** BEGIN Records for this task **

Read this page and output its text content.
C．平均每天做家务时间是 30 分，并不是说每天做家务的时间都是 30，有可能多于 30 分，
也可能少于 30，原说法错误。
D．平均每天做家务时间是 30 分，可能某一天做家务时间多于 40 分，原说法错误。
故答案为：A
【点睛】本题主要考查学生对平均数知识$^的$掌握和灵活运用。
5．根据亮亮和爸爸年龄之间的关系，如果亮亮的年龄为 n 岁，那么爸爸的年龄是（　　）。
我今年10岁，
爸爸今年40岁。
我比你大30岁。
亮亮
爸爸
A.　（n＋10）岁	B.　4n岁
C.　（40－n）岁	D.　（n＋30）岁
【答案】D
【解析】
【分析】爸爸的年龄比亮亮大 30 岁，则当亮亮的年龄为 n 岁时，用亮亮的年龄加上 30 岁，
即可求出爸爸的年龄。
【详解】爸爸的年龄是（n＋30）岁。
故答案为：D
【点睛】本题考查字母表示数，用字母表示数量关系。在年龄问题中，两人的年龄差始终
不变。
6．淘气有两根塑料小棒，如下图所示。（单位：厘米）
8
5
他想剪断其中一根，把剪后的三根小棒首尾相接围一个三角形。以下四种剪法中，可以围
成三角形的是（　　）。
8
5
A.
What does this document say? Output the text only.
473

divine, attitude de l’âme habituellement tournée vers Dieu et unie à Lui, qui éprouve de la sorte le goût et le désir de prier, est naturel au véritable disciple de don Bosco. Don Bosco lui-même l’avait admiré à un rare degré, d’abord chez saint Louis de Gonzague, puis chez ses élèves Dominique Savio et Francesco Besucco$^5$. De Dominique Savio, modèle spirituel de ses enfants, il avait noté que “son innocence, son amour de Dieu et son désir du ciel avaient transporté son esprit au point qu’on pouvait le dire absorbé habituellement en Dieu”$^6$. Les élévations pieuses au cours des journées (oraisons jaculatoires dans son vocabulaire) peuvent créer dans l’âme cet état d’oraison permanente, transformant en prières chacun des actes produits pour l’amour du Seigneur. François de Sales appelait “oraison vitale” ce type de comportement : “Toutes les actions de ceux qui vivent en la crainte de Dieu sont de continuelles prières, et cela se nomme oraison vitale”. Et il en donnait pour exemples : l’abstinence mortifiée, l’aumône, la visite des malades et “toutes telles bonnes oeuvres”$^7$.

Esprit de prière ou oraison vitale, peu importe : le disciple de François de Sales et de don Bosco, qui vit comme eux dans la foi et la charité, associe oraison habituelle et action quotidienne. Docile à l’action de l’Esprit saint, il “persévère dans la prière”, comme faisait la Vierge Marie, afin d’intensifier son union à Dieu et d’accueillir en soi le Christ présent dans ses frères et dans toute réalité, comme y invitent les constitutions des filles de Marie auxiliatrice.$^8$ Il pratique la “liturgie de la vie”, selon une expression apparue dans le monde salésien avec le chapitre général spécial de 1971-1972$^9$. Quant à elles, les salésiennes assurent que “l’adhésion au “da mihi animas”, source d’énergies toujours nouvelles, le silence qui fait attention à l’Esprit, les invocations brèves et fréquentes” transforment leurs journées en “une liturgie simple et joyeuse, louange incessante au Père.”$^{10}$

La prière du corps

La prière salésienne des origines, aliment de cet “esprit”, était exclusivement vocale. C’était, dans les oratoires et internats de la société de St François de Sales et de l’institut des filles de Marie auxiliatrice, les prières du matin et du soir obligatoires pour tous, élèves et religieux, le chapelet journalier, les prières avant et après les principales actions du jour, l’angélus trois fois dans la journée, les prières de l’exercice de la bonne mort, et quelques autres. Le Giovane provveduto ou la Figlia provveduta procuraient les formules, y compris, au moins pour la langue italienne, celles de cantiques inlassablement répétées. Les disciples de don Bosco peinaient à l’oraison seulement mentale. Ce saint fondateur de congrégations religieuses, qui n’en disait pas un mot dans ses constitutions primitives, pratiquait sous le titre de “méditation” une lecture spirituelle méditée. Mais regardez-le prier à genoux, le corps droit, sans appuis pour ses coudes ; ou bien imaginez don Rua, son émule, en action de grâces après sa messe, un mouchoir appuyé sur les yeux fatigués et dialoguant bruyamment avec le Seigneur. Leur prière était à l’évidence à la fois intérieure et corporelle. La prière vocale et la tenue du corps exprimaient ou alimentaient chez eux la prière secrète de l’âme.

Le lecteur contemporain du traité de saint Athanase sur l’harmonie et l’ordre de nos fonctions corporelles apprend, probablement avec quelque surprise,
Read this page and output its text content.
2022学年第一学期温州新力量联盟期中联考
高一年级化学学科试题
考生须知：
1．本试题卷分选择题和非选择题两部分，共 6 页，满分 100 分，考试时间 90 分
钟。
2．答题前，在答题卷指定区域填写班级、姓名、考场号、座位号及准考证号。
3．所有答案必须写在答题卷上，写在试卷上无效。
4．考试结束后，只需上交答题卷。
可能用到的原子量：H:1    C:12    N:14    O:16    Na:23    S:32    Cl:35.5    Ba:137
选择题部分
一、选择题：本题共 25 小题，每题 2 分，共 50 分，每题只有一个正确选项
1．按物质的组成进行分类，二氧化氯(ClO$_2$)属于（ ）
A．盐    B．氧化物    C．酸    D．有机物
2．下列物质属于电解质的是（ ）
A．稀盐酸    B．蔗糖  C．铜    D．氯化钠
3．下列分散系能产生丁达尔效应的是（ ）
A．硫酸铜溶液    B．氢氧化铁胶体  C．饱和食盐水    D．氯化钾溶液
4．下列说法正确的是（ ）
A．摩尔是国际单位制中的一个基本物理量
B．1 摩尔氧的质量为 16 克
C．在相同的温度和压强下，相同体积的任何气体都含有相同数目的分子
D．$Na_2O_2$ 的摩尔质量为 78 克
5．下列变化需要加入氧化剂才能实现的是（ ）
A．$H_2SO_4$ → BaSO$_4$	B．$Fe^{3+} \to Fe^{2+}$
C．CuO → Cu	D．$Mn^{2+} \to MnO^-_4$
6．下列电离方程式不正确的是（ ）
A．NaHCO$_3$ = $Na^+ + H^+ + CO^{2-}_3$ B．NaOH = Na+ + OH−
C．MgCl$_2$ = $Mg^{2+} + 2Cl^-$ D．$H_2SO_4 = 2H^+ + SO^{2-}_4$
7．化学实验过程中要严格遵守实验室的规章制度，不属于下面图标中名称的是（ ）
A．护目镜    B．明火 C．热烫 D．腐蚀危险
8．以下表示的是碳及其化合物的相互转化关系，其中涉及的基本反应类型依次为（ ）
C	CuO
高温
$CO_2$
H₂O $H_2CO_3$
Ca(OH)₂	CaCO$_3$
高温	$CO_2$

** END Records for this task **

__Task requirements__
Among the lines of the data, identify those with the word "原说法错误". Copy each of them.

__The answer__
也可能少于 30，原说法错误。
D．平均每天做家务时间是 30 分，可能某一天做家务时间多于 40 分，原说法错误。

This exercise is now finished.